Instruction:
From the entries that follow, extract each line holding the string "sangre".
## Start
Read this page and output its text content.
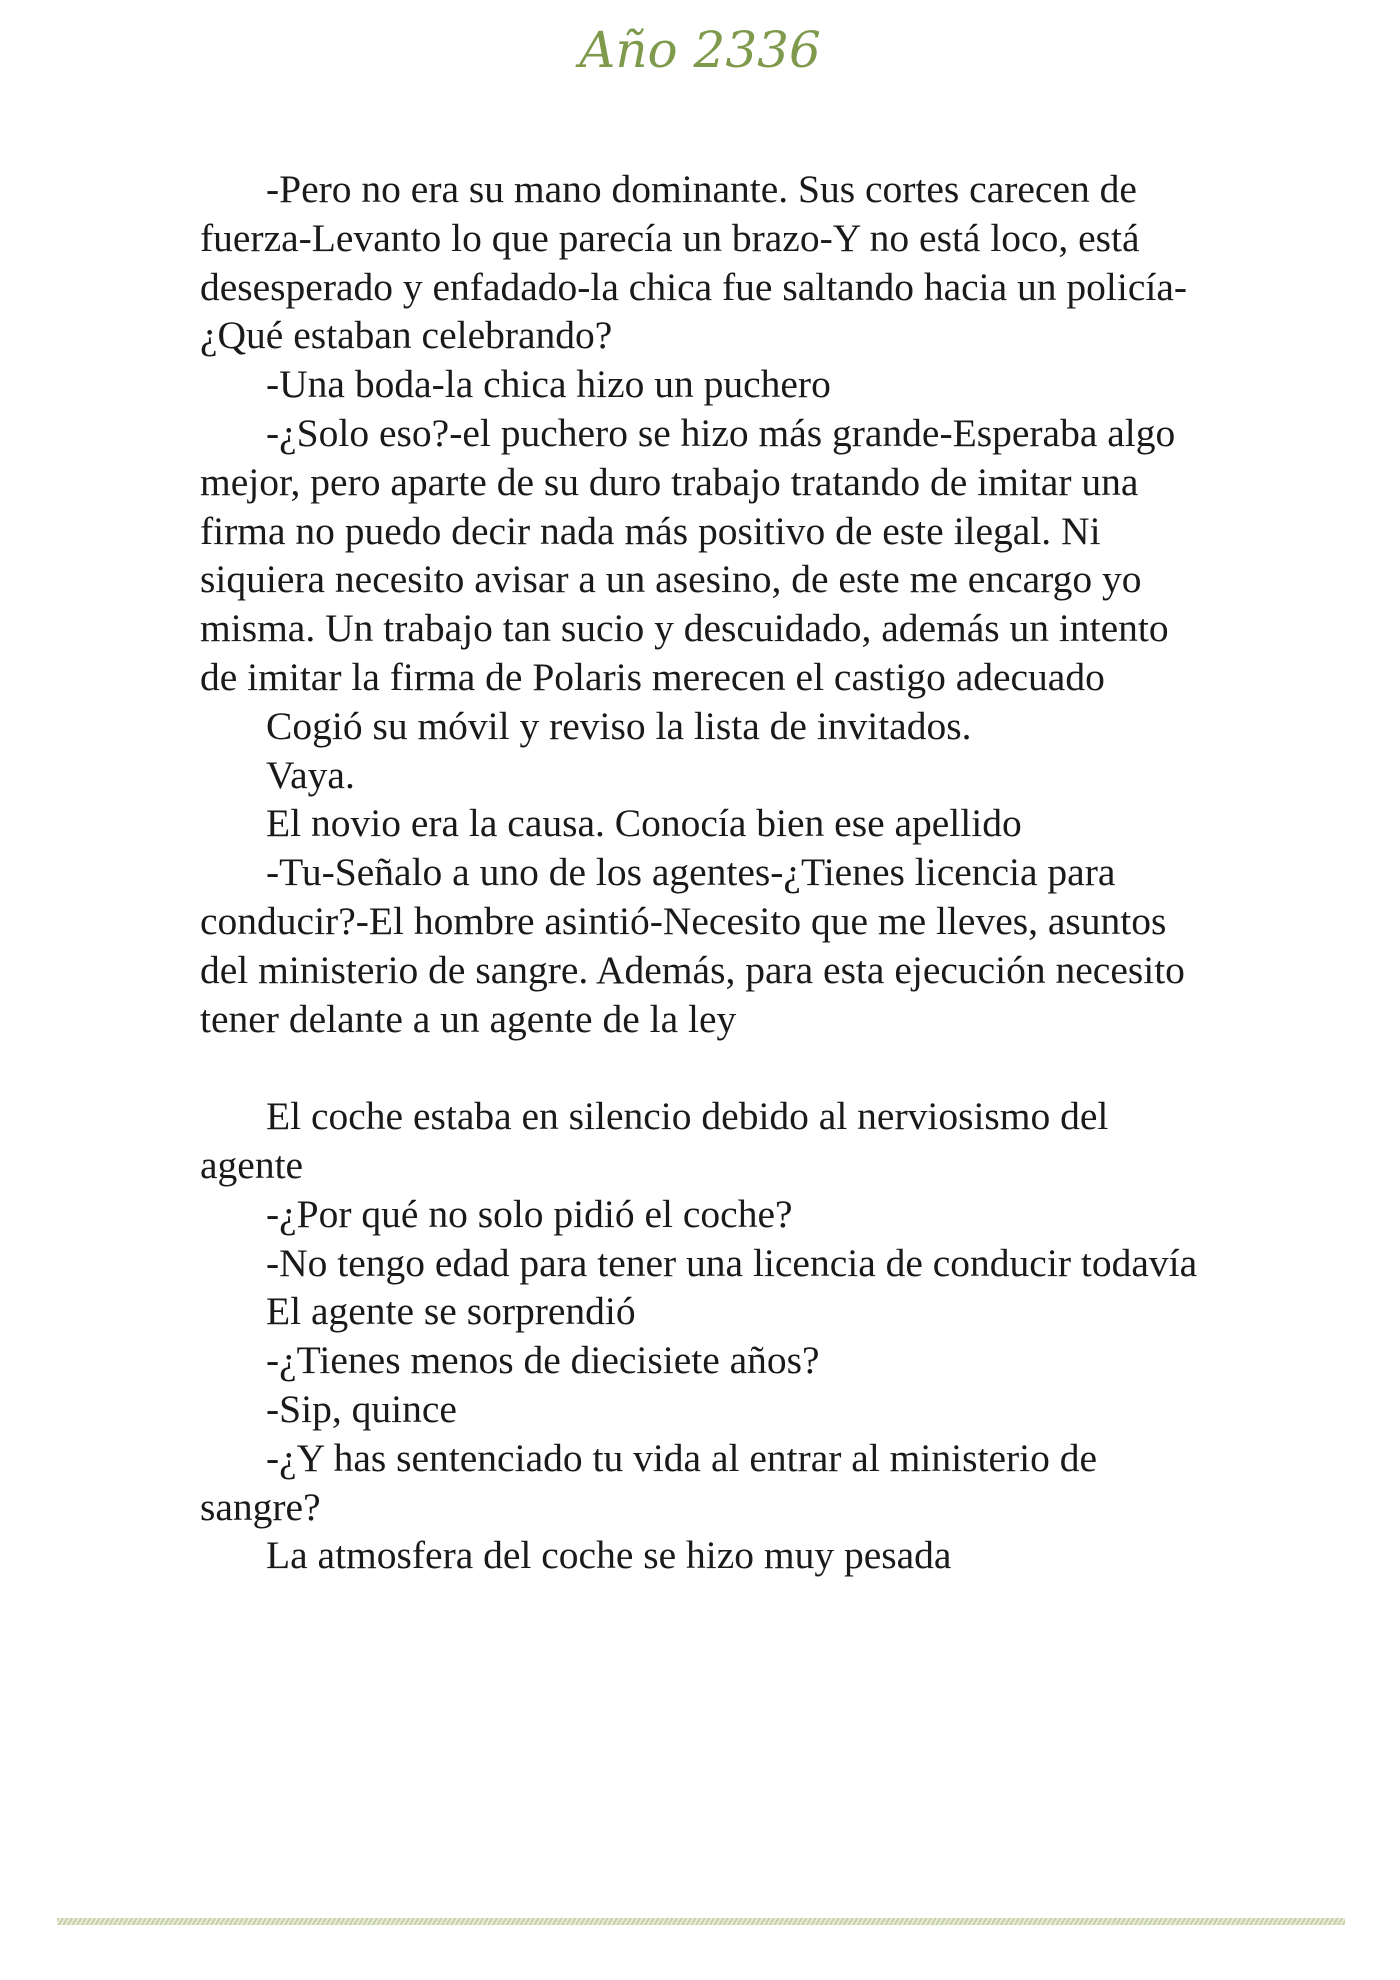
Año 2336

-Pero no era su mano dominante. Sus cortes carecen de fuerza-Levanto lo que parecía un brazo-Y no está loco, está desesperado y enfadado-la chica fue saltando hacia un policía-¿Qué estaban celebrando?

-Una boda-la chica hizo un puchero

-¿Solo eso?-el puchero se hizo más grande-Esperaba algo mejor, pero aparte de su duro trabajo tratando de imitar una firma no puedo decir nada más positivo de este ilegal. Ni siquiera necesito avisar a un asesino, de este me encargo yo misma. Un trabajo tan sucio y descuidado, además un intento de imitar la firma de Polaris merecen el castigo adecuado

Cogió su móvil y reviso la lista de invitados.

Vaya.

El novio era la causa. Conocía bien ese apellido

-Tu-Señalo a uno de los agentes-¿Tienes licencia para conducir?-El hombre asintió-Necesito que me lleves, asuntos del ministerio de sangre. Además, para esta ejecución necesito tener delante a un agente de la ley

El coche estaba en silencio debido al nerviosismo del agente

-¿Por qué no solo pidió el coche?

-No tengo edad para tener una licencia de conducir todavía

El agente se sorprendió

-¿Tienes menos de diecisiete años?

-Sip, quince

-¿Y has sentenciado tu vida al entrar al ministerio de sangre?

La atmosfera del coche se hizo muy pesada
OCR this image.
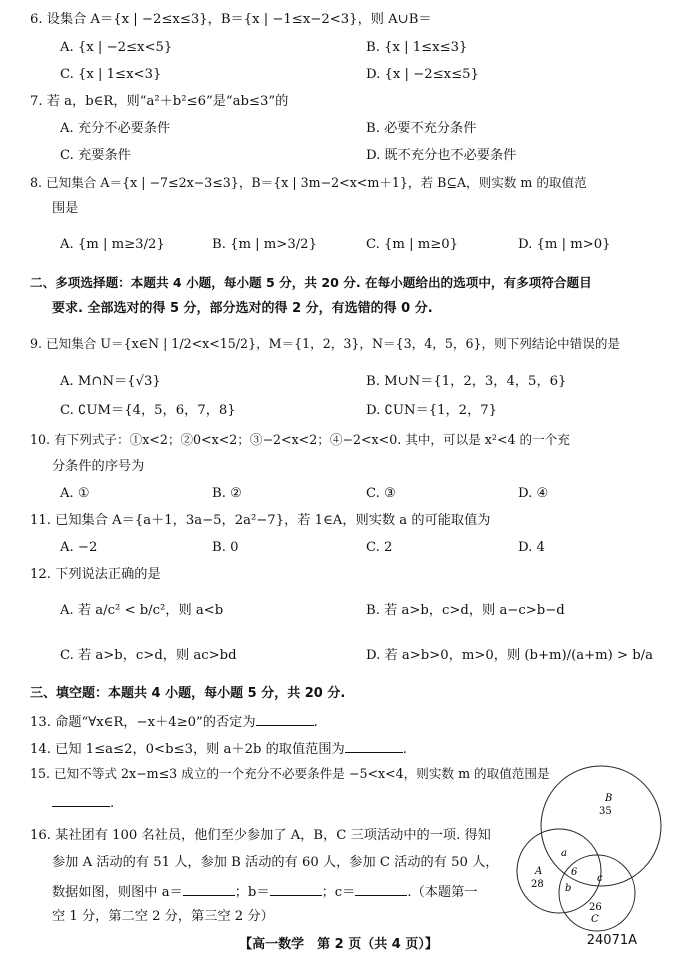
6. 设集合 A＝{x | −2≤x≤3}，B＝{x | −1≤x−2<3}，则 A∪B＝
A. {x | −2≤x<5}	B. {x | 1≤x≤3}
C. {x | 1≤x<3}	D. {x | −2≤x≤5}
7. 若 a，b∈R，则“a²＋b²≤6”是“ab≤3”的
A. 充分不必要条件	B. 必要不充分条件
C. 充要条件	D. 既不充分也不必要条件
8. 已知集合 A＝{x | −7≤2x−3≤3}，B＝{x | 3m−2<x<m＋1}，若 B⊆A，则实数 m 的取值范
围是
A. {m | m≥3/2}	B. {m | m>3/2}	C. {m | m≥0}	D. {m | m>0}
二、多项选择题：本题共 4 小题，每小题 5 分，共 20 分. 在每小题给出的选项中，有多项符合题目
要求. 全部选对的得 5 分，部分选对的得 2 分，有选错的得 0 分.
9. 已知集合 U＝{x∈N | 1/2<x<15/2}，M＝{1，2，3}，N＝{3，4，5，6}，则下列结论中错误的是
A. M∩N＝{√3}	B. M∪N＝{1，2，3，4，5，6}
C. ∁UM＝{4，5，6，7，8}	D. ∁UN＝{1，2，7}
10. 有下列式子：①x<2；②0<x<2；③−2<x<2；④−2<x<0. 其中，可以是 x²<4 的一个充
分条件的序号为
A. ①	B. ②	C. ③	D. ④
11. 已知集合 A＝{a＋1，3a−5，2a²−7}，若 1∈A，则实数 a 的可能取值为
A. −2	B. 0	C. 2	D. 4
12. 下列说法正确的是
A. 若 a/c² < b/c²，则 a<b	B. 若 a>b，c>d，则 a−c>b−d
C. 若 a>b，c>d，则 ac>bd	D. 若 a>b>0，m>0，则 (b+m)/(a+m) > b/a
三、填空题：本题共 4 小题，每小题 5 分，共 20 分.
13. 命题“∀x∈R，−x＋4≥0”的否定为	.
14. 已知 1≤a≤2，0<b≤3，则 a＋2b 的取值范围为	.
15. 已知不等式 2x−m≤3 成立的一个充分不必要条件是 −5<x<4，则实数 m 的取值范围是
.
16. 某社团有 100 名社员，他们至少参加了 A，B，C 三项活动中的一项. 得知
参加 A 活动的有 51 人，参加 B 活动的有 60 人，参加 C 活动的有 50 人，
数据如图，则图中 a＝	；b＝	；c＝	.（本题第一
空 1 分，第二空 2 分，第三空 2 分）
B
35
A
28
a
6
b
c
26
C
【高一数学　第 2 页（共 4 页）】	24071A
## End
Response below:
-Tu-Señalo a uno de los agentes-¿Tienes licencia para conducir?-El hombre asintió-Necesito que me lleves, asuntos del ministerio de sangre. Además, para esta ejecución necesito tener delante a un agente de la ley
-¿Y has sentenciado tu vida al entrar al ministerio de sangre?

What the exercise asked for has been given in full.